*Written task*
Write out each line from the data below that includes the word "convene".

══ Dataset content

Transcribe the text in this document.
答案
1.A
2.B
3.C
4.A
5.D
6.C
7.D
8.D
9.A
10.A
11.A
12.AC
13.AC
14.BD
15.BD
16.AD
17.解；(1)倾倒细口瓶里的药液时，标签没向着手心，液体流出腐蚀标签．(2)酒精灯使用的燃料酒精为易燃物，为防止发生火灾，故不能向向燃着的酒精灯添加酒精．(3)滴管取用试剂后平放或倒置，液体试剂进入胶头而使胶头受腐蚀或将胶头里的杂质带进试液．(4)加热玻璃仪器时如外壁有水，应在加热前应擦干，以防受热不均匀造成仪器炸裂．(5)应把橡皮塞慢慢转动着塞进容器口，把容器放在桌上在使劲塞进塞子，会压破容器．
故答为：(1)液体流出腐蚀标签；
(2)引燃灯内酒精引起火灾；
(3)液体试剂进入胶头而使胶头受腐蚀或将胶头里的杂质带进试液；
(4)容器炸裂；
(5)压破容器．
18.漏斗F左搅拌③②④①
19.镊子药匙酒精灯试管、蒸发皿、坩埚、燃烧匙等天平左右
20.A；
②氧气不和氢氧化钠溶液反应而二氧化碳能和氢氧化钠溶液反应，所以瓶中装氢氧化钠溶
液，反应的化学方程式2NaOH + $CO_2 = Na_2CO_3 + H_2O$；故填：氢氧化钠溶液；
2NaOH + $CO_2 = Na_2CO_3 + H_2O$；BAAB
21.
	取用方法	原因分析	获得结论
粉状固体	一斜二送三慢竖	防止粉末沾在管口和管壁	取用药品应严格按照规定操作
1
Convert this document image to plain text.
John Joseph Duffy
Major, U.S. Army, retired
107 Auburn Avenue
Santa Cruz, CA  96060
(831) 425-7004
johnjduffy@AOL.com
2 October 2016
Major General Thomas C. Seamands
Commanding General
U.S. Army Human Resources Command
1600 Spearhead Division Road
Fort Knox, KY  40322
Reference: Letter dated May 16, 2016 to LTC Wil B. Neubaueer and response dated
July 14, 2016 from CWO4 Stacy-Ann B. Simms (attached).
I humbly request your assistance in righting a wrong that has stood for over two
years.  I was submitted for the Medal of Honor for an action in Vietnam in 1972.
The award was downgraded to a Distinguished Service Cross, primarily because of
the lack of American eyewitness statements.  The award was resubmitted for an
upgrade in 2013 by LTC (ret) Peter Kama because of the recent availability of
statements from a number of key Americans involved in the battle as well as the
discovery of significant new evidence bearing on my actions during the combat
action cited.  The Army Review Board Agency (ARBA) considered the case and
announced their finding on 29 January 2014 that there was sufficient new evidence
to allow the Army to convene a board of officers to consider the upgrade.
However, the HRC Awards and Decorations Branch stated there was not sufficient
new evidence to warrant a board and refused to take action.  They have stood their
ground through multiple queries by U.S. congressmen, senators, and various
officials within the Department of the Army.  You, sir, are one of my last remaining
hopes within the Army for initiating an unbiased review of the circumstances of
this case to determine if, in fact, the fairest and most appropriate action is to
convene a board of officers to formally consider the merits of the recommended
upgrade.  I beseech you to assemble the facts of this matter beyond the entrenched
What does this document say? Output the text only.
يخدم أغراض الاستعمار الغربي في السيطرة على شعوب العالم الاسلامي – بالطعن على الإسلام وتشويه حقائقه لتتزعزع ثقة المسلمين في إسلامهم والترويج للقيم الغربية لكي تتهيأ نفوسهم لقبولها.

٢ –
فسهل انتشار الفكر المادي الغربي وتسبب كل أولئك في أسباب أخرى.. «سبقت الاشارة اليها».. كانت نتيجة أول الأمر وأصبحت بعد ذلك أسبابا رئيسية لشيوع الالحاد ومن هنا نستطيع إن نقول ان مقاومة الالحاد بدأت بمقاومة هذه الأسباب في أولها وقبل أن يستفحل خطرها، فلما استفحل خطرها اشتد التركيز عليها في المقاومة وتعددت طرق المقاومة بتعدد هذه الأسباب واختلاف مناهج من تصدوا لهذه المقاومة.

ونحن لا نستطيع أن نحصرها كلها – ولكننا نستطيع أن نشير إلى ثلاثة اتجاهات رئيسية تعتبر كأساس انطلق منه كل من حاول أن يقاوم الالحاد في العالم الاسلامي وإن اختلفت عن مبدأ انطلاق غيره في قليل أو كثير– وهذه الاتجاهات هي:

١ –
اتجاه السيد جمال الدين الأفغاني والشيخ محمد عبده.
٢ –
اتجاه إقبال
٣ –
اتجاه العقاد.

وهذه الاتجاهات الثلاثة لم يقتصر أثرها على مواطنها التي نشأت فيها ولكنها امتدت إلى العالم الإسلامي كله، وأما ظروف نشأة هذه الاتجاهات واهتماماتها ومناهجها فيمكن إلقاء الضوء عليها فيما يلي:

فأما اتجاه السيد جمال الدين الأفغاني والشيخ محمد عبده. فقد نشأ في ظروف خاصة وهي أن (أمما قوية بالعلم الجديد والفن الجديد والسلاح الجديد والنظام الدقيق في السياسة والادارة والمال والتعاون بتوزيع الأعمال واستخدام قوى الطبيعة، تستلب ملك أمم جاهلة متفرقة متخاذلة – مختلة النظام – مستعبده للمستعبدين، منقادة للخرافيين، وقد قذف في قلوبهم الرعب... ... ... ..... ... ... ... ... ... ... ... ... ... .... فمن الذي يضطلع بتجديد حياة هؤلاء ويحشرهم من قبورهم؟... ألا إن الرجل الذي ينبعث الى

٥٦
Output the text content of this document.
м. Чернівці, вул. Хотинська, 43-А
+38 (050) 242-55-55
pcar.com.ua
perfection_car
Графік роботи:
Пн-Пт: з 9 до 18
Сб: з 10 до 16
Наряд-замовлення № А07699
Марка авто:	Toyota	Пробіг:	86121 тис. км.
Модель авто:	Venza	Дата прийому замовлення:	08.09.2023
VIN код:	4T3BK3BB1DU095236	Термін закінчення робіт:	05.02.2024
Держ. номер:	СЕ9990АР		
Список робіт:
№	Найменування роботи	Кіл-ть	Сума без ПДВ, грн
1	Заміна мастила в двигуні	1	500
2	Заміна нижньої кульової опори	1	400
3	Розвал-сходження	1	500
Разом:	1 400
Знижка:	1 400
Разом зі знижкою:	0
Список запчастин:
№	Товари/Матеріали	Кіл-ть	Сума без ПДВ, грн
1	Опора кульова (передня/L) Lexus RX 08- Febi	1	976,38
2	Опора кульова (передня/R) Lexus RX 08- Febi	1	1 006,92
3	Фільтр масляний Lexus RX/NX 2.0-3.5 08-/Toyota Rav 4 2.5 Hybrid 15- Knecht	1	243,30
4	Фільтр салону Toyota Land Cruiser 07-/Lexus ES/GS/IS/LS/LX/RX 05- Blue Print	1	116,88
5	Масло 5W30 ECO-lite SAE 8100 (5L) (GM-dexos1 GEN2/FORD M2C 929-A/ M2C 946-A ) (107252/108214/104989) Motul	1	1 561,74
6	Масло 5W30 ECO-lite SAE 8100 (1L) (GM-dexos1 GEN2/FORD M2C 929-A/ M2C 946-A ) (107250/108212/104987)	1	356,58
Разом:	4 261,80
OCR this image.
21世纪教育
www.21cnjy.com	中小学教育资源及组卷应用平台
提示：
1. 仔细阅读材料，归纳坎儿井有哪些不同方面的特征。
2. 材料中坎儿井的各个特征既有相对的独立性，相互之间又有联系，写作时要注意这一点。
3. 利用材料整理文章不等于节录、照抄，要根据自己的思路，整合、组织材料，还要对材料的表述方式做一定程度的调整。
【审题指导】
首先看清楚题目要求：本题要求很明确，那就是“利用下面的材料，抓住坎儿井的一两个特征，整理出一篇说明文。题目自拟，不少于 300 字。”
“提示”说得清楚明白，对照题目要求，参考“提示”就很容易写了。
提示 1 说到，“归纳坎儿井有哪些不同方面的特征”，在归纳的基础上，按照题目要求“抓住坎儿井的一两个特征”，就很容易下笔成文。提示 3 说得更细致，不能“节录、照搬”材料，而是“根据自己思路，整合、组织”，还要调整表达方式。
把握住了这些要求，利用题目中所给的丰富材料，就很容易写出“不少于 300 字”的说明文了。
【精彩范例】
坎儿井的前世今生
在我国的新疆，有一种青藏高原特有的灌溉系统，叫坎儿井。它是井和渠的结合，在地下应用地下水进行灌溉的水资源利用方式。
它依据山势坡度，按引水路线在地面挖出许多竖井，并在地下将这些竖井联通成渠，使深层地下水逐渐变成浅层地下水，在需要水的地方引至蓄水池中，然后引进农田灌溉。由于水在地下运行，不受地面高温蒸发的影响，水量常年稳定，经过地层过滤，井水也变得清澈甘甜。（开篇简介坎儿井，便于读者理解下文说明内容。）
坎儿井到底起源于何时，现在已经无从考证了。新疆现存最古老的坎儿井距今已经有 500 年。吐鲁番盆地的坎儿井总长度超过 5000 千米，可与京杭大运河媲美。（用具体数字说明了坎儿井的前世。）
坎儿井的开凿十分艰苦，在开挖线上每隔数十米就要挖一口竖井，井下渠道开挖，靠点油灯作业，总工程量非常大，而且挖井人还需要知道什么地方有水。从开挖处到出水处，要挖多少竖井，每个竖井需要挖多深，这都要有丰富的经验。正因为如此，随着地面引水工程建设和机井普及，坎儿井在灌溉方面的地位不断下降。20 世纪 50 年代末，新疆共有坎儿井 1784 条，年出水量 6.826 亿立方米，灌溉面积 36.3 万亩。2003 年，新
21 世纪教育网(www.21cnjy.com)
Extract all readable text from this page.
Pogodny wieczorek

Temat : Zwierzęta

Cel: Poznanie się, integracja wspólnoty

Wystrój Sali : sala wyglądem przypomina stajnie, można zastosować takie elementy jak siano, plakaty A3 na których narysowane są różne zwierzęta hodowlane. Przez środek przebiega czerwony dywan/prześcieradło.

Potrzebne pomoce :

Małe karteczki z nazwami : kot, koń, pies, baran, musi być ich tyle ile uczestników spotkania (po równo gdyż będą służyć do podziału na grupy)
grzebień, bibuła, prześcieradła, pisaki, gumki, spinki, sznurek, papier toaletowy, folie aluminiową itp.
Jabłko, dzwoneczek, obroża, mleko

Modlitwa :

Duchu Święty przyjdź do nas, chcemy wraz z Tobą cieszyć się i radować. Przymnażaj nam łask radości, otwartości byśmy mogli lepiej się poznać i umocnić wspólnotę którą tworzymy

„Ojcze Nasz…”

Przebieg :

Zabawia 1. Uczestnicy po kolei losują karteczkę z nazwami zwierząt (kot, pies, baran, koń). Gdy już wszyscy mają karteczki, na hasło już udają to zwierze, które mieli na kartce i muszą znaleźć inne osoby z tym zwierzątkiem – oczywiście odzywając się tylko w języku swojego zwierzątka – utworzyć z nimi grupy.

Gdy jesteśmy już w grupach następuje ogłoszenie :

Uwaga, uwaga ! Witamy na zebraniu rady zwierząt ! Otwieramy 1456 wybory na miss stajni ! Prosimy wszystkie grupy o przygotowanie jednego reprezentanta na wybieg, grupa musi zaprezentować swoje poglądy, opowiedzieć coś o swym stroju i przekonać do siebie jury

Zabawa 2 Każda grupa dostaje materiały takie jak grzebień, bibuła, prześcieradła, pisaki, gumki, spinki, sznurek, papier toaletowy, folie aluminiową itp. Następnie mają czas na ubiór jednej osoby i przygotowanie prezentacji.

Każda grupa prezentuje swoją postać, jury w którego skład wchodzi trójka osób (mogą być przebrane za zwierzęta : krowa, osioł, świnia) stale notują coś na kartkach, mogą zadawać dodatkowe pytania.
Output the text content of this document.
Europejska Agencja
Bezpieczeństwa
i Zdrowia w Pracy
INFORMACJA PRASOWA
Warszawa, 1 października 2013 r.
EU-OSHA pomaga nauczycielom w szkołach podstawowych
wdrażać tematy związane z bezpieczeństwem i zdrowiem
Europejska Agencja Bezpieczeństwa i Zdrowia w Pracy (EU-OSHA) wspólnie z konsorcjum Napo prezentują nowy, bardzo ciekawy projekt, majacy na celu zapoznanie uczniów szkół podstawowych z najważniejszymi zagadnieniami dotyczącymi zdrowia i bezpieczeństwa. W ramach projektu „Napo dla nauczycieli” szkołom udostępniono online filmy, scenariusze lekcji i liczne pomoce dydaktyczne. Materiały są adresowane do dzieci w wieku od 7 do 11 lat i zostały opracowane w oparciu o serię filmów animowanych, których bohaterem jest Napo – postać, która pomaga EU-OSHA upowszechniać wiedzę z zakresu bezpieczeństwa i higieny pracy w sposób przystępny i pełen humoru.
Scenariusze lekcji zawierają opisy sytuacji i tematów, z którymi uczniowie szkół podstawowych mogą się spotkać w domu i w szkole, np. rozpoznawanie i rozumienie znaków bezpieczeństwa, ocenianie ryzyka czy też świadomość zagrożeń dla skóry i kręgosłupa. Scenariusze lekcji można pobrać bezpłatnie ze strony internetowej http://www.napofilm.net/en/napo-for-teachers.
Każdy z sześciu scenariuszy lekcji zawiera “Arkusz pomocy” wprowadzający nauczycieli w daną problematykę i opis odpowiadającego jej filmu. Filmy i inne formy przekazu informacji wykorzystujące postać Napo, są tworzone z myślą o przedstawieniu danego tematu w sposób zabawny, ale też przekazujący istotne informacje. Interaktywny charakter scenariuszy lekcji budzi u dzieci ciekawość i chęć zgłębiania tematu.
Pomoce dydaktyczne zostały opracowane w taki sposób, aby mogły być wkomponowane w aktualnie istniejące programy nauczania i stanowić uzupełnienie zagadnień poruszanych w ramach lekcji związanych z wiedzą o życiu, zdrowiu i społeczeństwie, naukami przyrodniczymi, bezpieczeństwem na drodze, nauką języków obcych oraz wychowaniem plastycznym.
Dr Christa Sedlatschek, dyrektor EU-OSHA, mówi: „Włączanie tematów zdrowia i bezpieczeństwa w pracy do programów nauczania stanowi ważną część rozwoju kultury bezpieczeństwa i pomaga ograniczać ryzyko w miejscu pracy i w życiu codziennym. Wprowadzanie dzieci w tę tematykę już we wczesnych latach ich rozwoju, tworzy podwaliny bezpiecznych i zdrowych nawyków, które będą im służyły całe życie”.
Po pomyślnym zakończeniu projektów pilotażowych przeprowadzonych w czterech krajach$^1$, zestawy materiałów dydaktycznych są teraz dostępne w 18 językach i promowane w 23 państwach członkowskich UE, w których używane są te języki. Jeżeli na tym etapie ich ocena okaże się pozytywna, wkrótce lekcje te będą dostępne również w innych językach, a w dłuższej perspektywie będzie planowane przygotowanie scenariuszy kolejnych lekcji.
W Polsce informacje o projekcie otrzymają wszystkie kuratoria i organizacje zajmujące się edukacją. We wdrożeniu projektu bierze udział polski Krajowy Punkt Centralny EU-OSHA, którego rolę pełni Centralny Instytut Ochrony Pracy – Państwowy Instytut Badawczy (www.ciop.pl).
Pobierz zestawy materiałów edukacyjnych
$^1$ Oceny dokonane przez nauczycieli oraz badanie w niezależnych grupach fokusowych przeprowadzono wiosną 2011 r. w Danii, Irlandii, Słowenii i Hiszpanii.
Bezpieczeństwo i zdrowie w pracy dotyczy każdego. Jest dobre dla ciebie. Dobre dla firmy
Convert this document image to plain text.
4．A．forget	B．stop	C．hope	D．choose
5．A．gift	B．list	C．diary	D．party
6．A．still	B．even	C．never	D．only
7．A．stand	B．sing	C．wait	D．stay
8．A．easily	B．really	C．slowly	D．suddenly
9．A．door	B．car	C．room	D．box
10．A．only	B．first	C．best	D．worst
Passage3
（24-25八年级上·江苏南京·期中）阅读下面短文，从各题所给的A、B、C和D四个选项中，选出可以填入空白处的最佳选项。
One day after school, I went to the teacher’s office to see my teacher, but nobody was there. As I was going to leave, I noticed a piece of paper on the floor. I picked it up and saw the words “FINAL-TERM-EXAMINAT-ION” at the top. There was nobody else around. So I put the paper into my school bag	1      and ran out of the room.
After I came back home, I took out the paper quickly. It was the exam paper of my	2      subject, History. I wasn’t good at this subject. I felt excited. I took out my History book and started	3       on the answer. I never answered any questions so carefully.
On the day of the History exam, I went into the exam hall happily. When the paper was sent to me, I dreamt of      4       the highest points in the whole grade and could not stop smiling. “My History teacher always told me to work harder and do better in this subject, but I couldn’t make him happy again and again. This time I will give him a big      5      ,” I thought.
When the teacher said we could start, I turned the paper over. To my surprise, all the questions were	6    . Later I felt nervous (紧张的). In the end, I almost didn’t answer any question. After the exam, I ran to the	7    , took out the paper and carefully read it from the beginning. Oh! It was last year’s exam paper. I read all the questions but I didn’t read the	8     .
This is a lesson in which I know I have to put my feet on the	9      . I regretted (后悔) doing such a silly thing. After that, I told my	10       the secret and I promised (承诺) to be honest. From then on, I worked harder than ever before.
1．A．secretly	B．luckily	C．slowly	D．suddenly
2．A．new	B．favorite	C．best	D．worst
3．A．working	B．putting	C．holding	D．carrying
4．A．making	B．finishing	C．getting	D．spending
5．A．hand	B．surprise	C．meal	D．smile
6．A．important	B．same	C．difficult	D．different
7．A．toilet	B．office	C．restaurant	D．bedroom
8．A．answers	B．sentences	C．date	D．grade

════

*Answer for this exercise*
to allow the Army to convene a board of officers to consider the upgrade.
convene a board of officers to formally consider the merits of the recommended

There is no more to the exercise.